▸ **PROBLEM TO SOLVE**:
Check each line below for "title" and report how many have it, nothing else.

▸ **DATA RECORDS**:
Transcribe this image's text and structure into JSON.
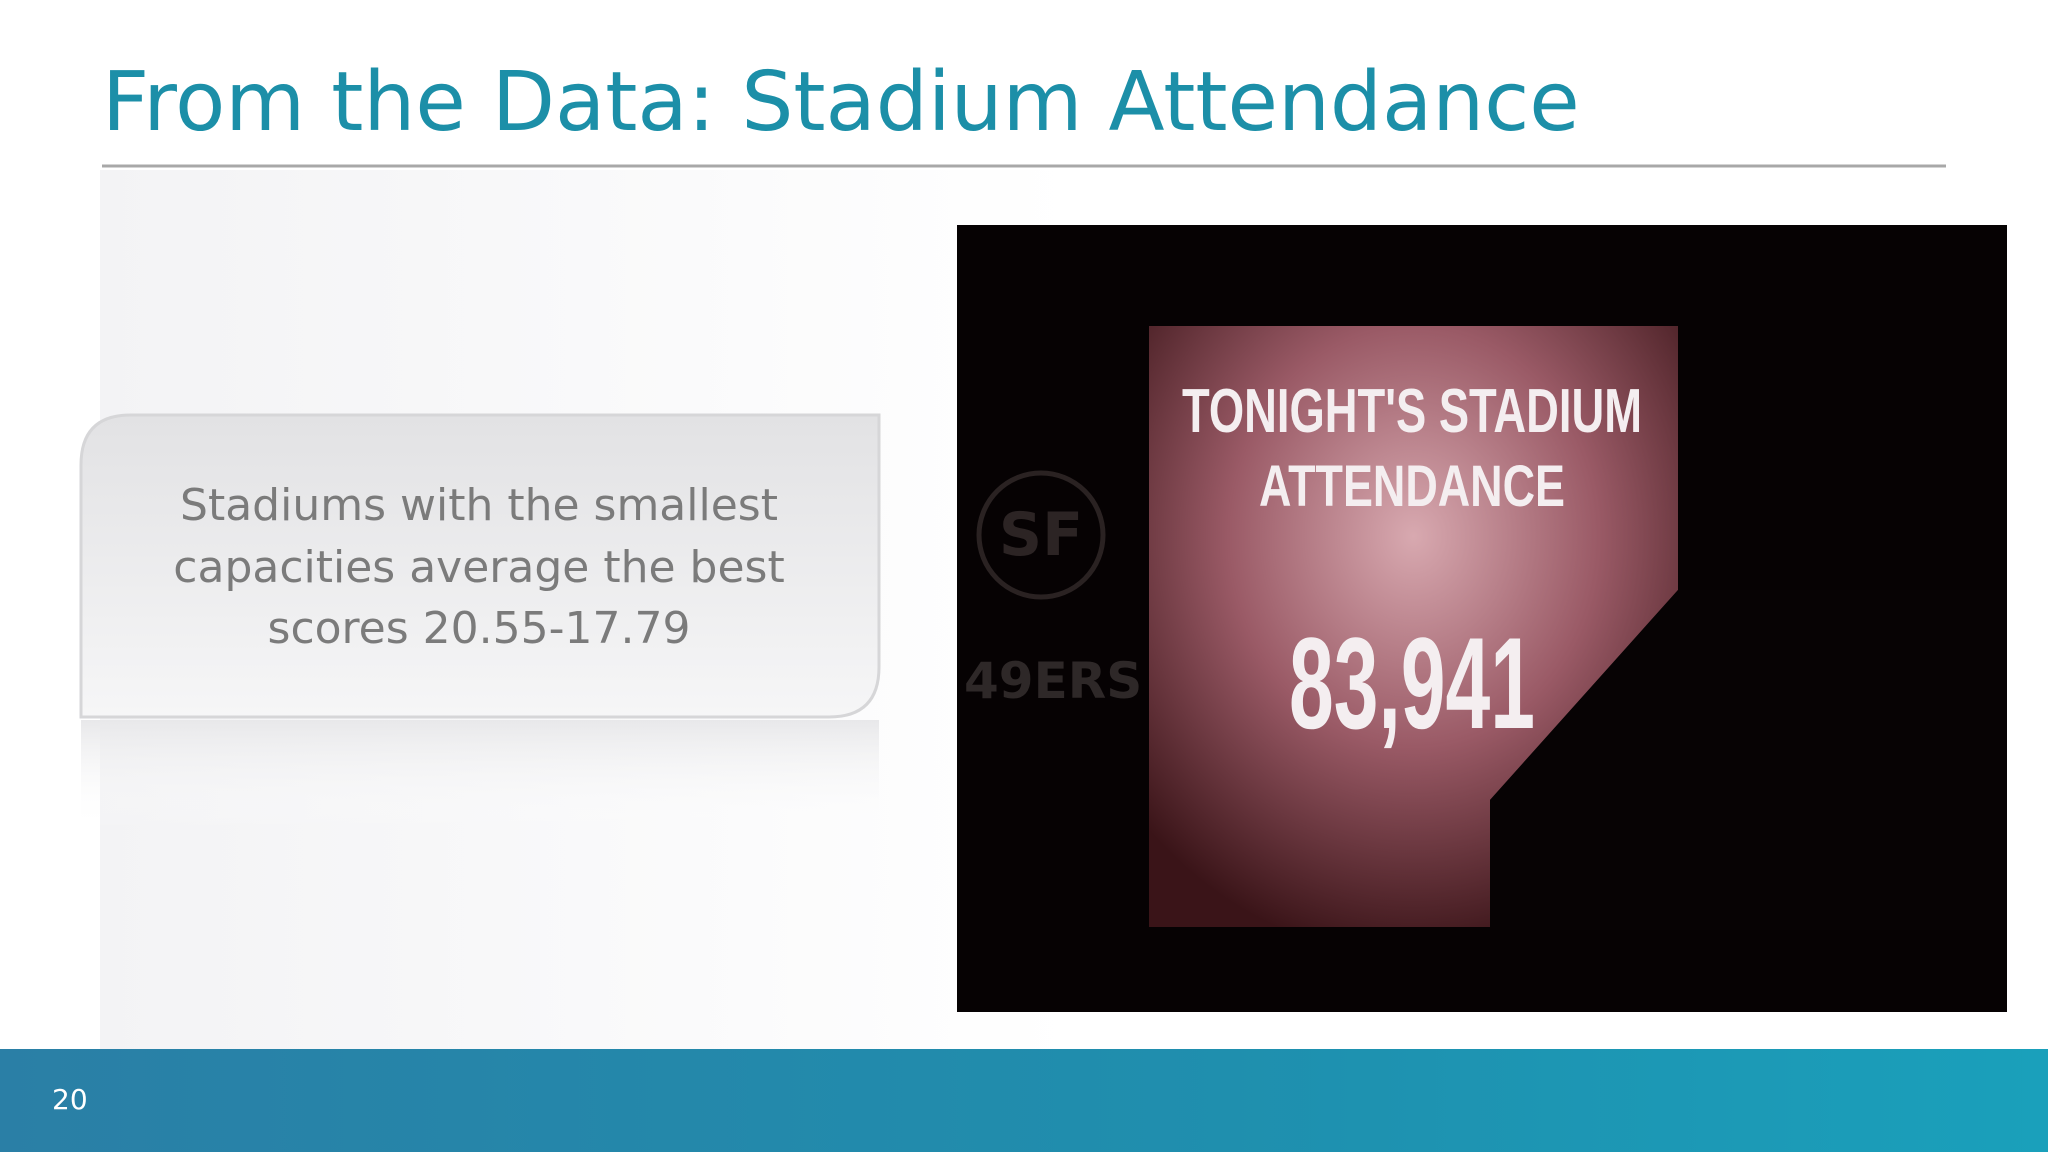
{
  "header": {
    "title": "From the Data: Stadium Attendance"
  },
  "callout": {
    "lines": [
      "Stadiums with the smallest",
      "capacities average the best",
      "scores 20.55-17.79"
    ]
  },
  "photo": {
    "screen_heading": [
      "TONIGHT'S STADIUM",
      "ATTENDANCE"
    ],
    "screen_number": "83,941",
    "team_logo": "SF",
    "team_name": "49ERS"
  },
  "footer": {
    "page_number": "20"
  }
}
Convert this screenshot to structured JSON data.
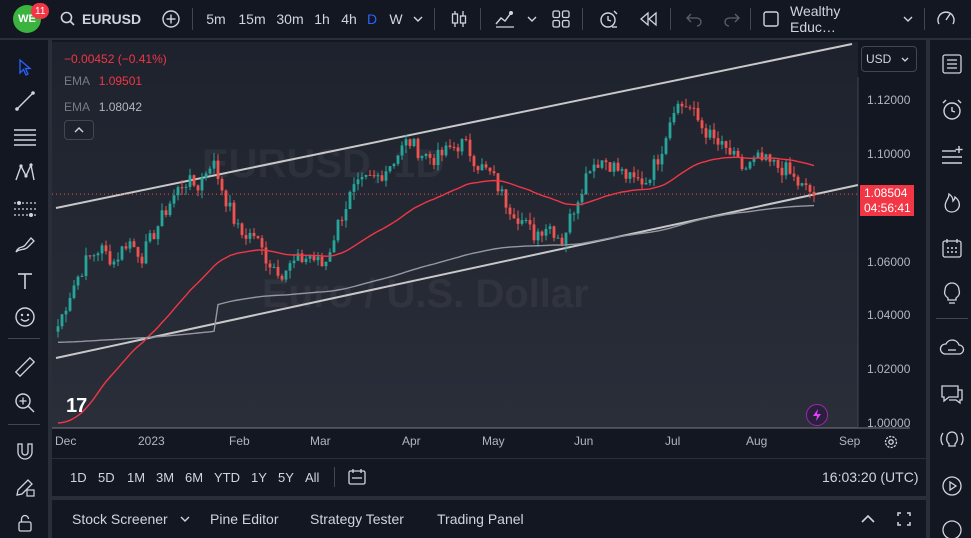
{
  "topbar": {
    "badge_count": "11",
    "symbol": "EURUSD",
    "intervals": [
      "5m",
      "15m",
      "30m",
      "1h",
      "4h",
      "D",
      "W"
    ],
    "active_interval": "D",
    "layout_name": "Wealthy Educ…"
  },
  "chart": {
    "watermark_symbol": "EURUSD, 1D",
    "watermark_desc": "Euro / U.S. Dollar",
    "change_text": "−0.00452 (−0.41%)",
    "ema1_label": "EMA",
    "ema1_value": "1.09501",
    "ema2_label": "EMA",
    "ema2_value": "1.08042",
    "currency": "USD",
    "price_ticks": [
      "1.12000",
      "1.10000",
      "1.08000",
      "1.06000",
      "1.04000",
      "1.02000",
      "1.00000"
    ],
    "time_ticks": [
      "Dec",
      "2023",
      "Feb",
      "Mar",
      "Apr",
      "May",
      "Jun",
      "Jul",
      "Aug",
      "Sep"
    ],
    "last_price": "1.08504",
    "countdown": "04:56:41",
    "logo_text": "17",
    "colors": {
      "up": "#26a69a",
      "down": "#ef5350",
      "ema_fast": "#f23645",
      "ema_slow": "#9598a1",
      "channel": "#c8c8c8",
      "background": "#131722"
    }
  },
  "chart_data": {
    "type": "candlestick",
    "symbol": "EURUSD",
    "interval": "1D",
    "ylim": [
      0.995,
      1.135
    ],
    "x_labels": [
      "Dec",
      "2023",
      "Feb",
      "Mar",
      "Apr",
      "May",
      "Jun",
      "Jul",
      "Aug",
      "Sep"
    ],
    "close_path_estimate": [
      1.036,
      1.05,
      1.06,
      1.065,
      1.06,
      1.068,
      1.062,
      1.072,
      1.082,
      1.09,
      1.088,
      1.098,
      1.083,
      1.07,
      1.07,
      1.06,
      1.056,
      1.06,
      1.062,
      1.058,
      1.074,
      1.086,
      1.09,
      1.092,
      1.098,
      1.105,
      1.1,
      1.098,
      1.102,
      1.104,
      1.096,
      1.092,
      1.082,
      1.076,
      1.07,
      1.074,
      1.068,
      1.082,
      1.096,
      1.098,
      1.094,
      1.09,
      1.09,
      1.1,
      1.118,
      1.118,
      1.11,
      1.104,
      1.1,
      1.094,
      1.098,
      1.096,
      1.094,
      1.088,
      1.085
    ],
    "series": [
      {
        "name": "EMA",
        "value": 1.09501
      },
      {
        "name": "EMA",
        "value": 1.08042
      }
    ],
    "last_price": 1.08504
  },
  "bottombar": {
    "ranges": [
      "1D",
      "5D",
      "1M",
      "3M",
      "6M",
      "YTD",
      "1Y",
      "5Y",
      "All"
    ],
    "clock": "16:03:20 (UTC)"
  },
  "panelbar": {
    "tabs": [
      "Stock Screener",
      "Pine Editor",
      "Strategy Tester",
      "Trading Panel"
    ]
  }
}
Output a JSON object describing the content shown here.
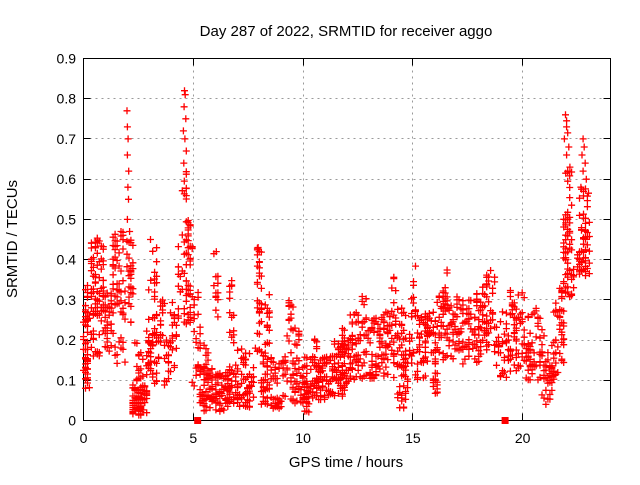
{
  "figure": {
    "title": "Day 287 of 2022, SRMTID for receiver aggo",
    "xlabel": "GPS time / hours",
    "ylabel": "SRMTID / TECUs"
  },
  "colors": {
    "marker": "#ff0000",
    "grid": "#9a9a9a",
    "axis": "#000000",
    "background": "#ffffff"
  },
  "chart_data": {
    "type": "scatter",
    "title": "Day 287 of 2022, SRMTID for receiver aggo",
    "xlabel": "GPS time / hours",
    "ylabel": "SRMTID / TECUs",
    "xlim": [
      0,
      24
    ],
    "ylim": [
      0,
      0.9
    ],
    "xticks": [
      0,
      5,
      10,
      15,
      20
    ],
    "xtick_labels": [
      "0",
      "5",
      "10",
      "15",
      "20"
    ],
    "yticks": [
      0,
      0.1,
      0.2,
      0.3,
      0.4,
      0.5,
      0.6,
      0.7,
      0.8,
      0.9
    ],
    "ytick_labels": [
      "0",
      "0.1",
      "0.2",
      "0.3",
      "0.4",
      "0.5",
      "0.6",
      "0.7",
      "0.8",
      "0.9"
    ],
    "grid": "dashed-gray",
    "legend": "none",
    "series": [
      {
        "name": "SRMTID",
        "marker": "plus",
        "color": "#ff0000",
        "bands_format": [
          "x_start_hours",
          "x_end_hours",
          "y_min_TECUs",
          "y_max_TECUs",
          "n_points"
        ],
        "bands": [
          [
            0.02,
            0.28,
            0.08,
            0.26,
            40
          ],
          [
            0.05,
            0.3,
            0.26,
            0.34,
            12
          ],
          [
            0.3,
            0.95,
            0.26,
            0.46,
            65
          ],
          [
            0.35,
            0.9,
            0.16,
            0.26,
            18
          ],
          [
            0.95,
            1.3,
            0.17,
            0.33,
            28
          ],
          [
            1.3,
            1.9,
            0.29,
            0.48,
            40
          ],
          [
            1.35,
            1.9,
            0.13,
            0.29,
            18
          ],
          [
            1.95,
            2.3,
            0.2,
            0.46,
            28
          ],
          [
            2.2,
            2.9,
            0.01,
            0.09,
            85
          ],
          [
            2.35,
            2.7,
            0.09,
            0.2,
            15
          ],
          [
            2.9,
            3.4,
            0.09,
            0.23,
            45
          ],
          [
            2.95,
            3.4,
            0.25,
            0.43,
            18
          ],
          [
            3.4,
            3.65,
            0.18,
            0.31,
            14
          ],
          [
            3.65,
            3.95,
            0.07,
            0.2,
            18
          ],
          [
            3.95,
            4.3,
            0.12,
            0.3,
            20
          ],
          [
            4.3,
            4.95,
            0.24,
            0.5,
            60
          ],
          [
            4.45,
            4.75,
            0.5,
            0.62,
            9
          ],
          [
            4.95,
            5.35,
            0.08,
            0.32,
            25
          ],
          [
            5.3,
            5.95,
            0.02,
            0.13,
            55
          ],
          [
            5.5,
            5.7,
            0.13,
            0.19,
            8
          ],
          [
            5.95,
            6.15,
            0.25,
            0.42,
            12
          ],
          [
            6.0,
            6.6,
            0.02,
            0.12,
            55
          ],
          [
            6.6,
            6.85,
            0.18,
            0.35,
            14
          ],
          [
            6.6,
            7.8,
            0.03,
            0.14,
            75
          ],
          [
            7.0,
            7.6,
            0.14,
            0.2,
            10
          ],
          [
            7.85,
            8.15,
            0.13,
            0.43,
            30
          ],
          [
            8.1,
            8.5,
            0.04,
            0.2,
            35
          ],
          [
            8.28,
            8.5,
            0.22,
            0.33,
            12
          ],
          [
            8.5,
            9.25,
            0.03,
            0.16,
            55
          ],
          [
            9.3,
            9.55,
            0.15,
            0.32,
            15
          ],
          [
            9.4,
            10.2,
            0.04,
            0.16,
            55
          ],
          [
            9.6,
            9.85,
            0.17,
            0.24,
            10
          ],
          [
            10.0,
            10.35,
            0.02,
            0.1,
            25
          ],
          [
            10.3,
            11.3,
            0.05,
            0.16,
            75
          ],
          [
            10.45,
            10.65,
            0.14,
            0.21,
            8
          ],
          [
            11.3,
            12.05,
            0.06,
            0.2,
            65
          ],
          [
            11.75,
            11.95,
            0.15,
            0.24,
            10
          ],
          [
            12.05,
            12.5,
            0.1,
            0.27,
            40
          ],
          [
            12.5,
            13.4,
            0.1,
            0.26,
            60
          ],
          [
            12.6,
            12.9,
            0.24,
            0.31,
            8
          ],
          [
            13.4,
            14.1,
            0.1,
            0.27,
            50
          ],
          [
            14.0,
            14.2,
            0.26,
            0.36,
            8
          ],
          [
            14.25,
            14.75,
            0.02,
            0.12,
            20
          ],
          [
            14.1,
            15.0,
            0.12,
            0.28,
            60
          ],
          [
            14.95,
            15.15,
            0.25,
            0.4,
            10
          ],
          [
            15.1,
            16.1,
            0.1,
            0.27,
            70
          ],
          [
            15.9,
            16.15,
            0.06,
            0.12,
            12
          ],
          [
            16.1,
            17.1,
            0.15,
            0.31,
            70
          ],
          [
            16.35,
            16.55,
            0.3,
            0.38,
            7
          ],
          [
            17.1,
            18.15,
            0.14,
            0.3,
            75
          ],
          [
            17.8,
            18.0,
            0.28,
            0.34,
            6
          ],
          [
            18.15,
            18.75,
            0.17,
            0.38,
            45
          ],
          [
            18.75,
            19.35,
            0.1,
            0.27,
            32
          ],
          [
            19.35,
            20.1,
            0.12,
            0.33,
            55
          ],
          [
            20.1,
            21.0,
            0.1,
            0.28,
            60
          ],
          [
            20.9,
            21.45,
            0.04,
            0.22,
            40
          ],
          [
            21.45,
            21.9,
            0.1,
            0.33,
            40
          ],
          [
            21.85,
            22.35,
            0.3,
            0.52,
            55
          ],
          [
            21.9,
            22.3,
            0.52,
            0.62,
            9
          ],
          [
            22.5,
            23.05,
            0.36,
            0.52,
            50
          ],
          [
            22.6,
            23.0,
            0.52,
            0.6,
            8
          ]
        ],
        "points": [
          [
            1.98,
            0.77
          ],
          [
            2.0,
            0.73
          ],
          [
            2.03,
            0.7
          ],
          [
            2.0,
            0.66
          ],
          [
            2.06,
            0.62
          ],
          [
            2.02,
            0.58
          ],
          [
            2.05,
            0.55
          ],
          [
            2.0,
            0.5
          ],
          [
            2.1,
            0.47
          ],
          [
            4.6,
            0.82
          ],
          [
            4.63,
            0.81
          ],
          [
            4.58,
            0.78
          ],
          [
            4.66,
            0.75
          ],
          [
            4.55,
            0.72
          ],
          [
            4.62,
            0.7
          ],
          [
            4.68,
            0.67
          ],
          [
            4.57,
            0.64
          ],
          [
            3.05,
            0.45
          ],
          [
            6.05,
            0.42
          ],
          [
            7.95,
            0.43
          ],
          [
            8.0,
            0.42
          ],
          [
            21.95,
            0.76
          ],
          [
            22.0,
            0.745
          ],
          [
            22.0,
            0.73
          ],
          [
            22.05,
            0.715
          ],
          [
            21.9,
            0.7
          ],
          [
            22.1,
            0.68
          ],
          [
            22.0,
            0.66
          ],
          [
            22.15,
            0.63
          ],
          [
            22.75,
            0.7
          ],
          [
            22.8,
            0.68
          ],
          [
            22.7,
            0.66
          ],
          [
            22.85,
            0.64
          ],
          [
            22.75,
            0.62
          ],
          [
            22.9,
            0.6
          ],
          [
            22.65,
            0.58
          ],
          [
            23.0,
            0.565
          ]
        ]
      },
      {
        "name": "flag-markers",
        "marker": "filled-square",
        "color": "#ff0000",
        "points": [
          [
            5.2,
            0
          ],
          [
            19.2,
            0
          ]
        ]
      }
    ]
  }
}
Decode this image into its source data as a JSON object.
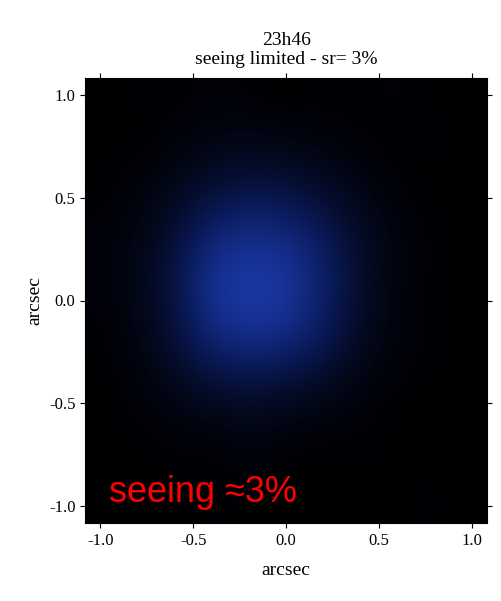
{
  "chart_data": {
    "type": "heatmap",
    "title": "23h46\nseeing limited - sr= 3%",
    "x_label": "arcsec",
    "y_label": "arcsec",
    "xlim": [
      -1.08,
      1.08
    ],
    "ylim": [
      -1.08,
      1.08
    ],
    "xticks": [
      {
        "value": -1.0,
        "label": "-1.0"
      },
      {
        "value": -0.5,
        "label": "-0.5"
      },
      {
        "value": 0.0,
        "label": "0.0"
      },
      {
        "value": 0.5,
        "label": "0.5"
      },
      {
        "value": 1.0,
        "label": "1.0"
      }
    ],
    "yticks": [
      {
        "value": -1.0,
        "label": "-1.0"
      },
      {
        "value": -0.5,
        "label": "-0.5"
      },
      {
        "value": 0.0,
        "label": "0.0"
      },
      {
        "value": 0.5,
        "label": "0.5"
      },
      {
        "value": 1.0,
        "label": "1.0"
      }
    ],
    "cells": [
      [
        0.05,
        0.08,
        0.06,
        0.1,
        0.07,
        0.05,
        0.08,
        0.06,
        0.1,
        0.05,
        0.07
      ],
      [
        0.07,
        0.05,
        0.1,
        0.12,
        0.15,
        0.12,
        0.1,
        0.08,
        0.06,
        0.09,
        0.05
      ],
      [
        0.06,
        0.1,
        0.15,
        0.25,
        0.3,
        0.28,
        0.2,
        0.12,
        0.08,
        0.05,
        0.07
      ],
      [
        0.08,
        0.12,
        0.25,
        0.5,
        0.6,
        0.55,
        0.4,
        0.2,
        0.1,
        0.07,
        0.06
      ],
      [
        0.1,
        0.15,
        0.35,
        0.75,
        0.85,
        0.8,
        0.55,
        0.25,
        0.12,
        0.08,
        0.05
      ],
      [
        0.08,
        0.15,
        0.35,
        0.8,
        0.9,
        0.85,
        0.55,
        0.25,
        0.1,
        0.06,
        0.07
      ],
      [
        0.07,
        0.12,
        0.3,
        0.6,
        0.7,
        0.65,
        0.45,
        0.2,
        0.1,
        0.08,
        0.05
      ],
      [
        0.06,
        0.1,
        0.18,
        0.3,
        0.35,
        0.3,
        0.22,
        0.12,
        0.08,
        0.06,
        0.07
      ],
      [
        0.05,
        0.08,
        0.1,
        0.12,
        0.15,
        0.12,
        0.1,
        0.08,
        0.06,
        0.05,
        0.06
      ],
      [
        0.07,
        0.05,
        0.08,
        0.06,
        0.1,
        0.07,
        0.05,
        0.08,
        0.06,
        0.07,
        0.05
      ],
      [
        0.05,
        0.07,
        0.05,
        0.08,
        0.06,
        0.05,
        0.07,
        0.05,
        0.06,
        0.08,
        0.05
      ]
    ],
    "annotations": [
      {
        "text": "seeing ≈3%",
        "color": "red"
      }
    ]
  }
}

▸ **WRITTEN SOLUTION**:
4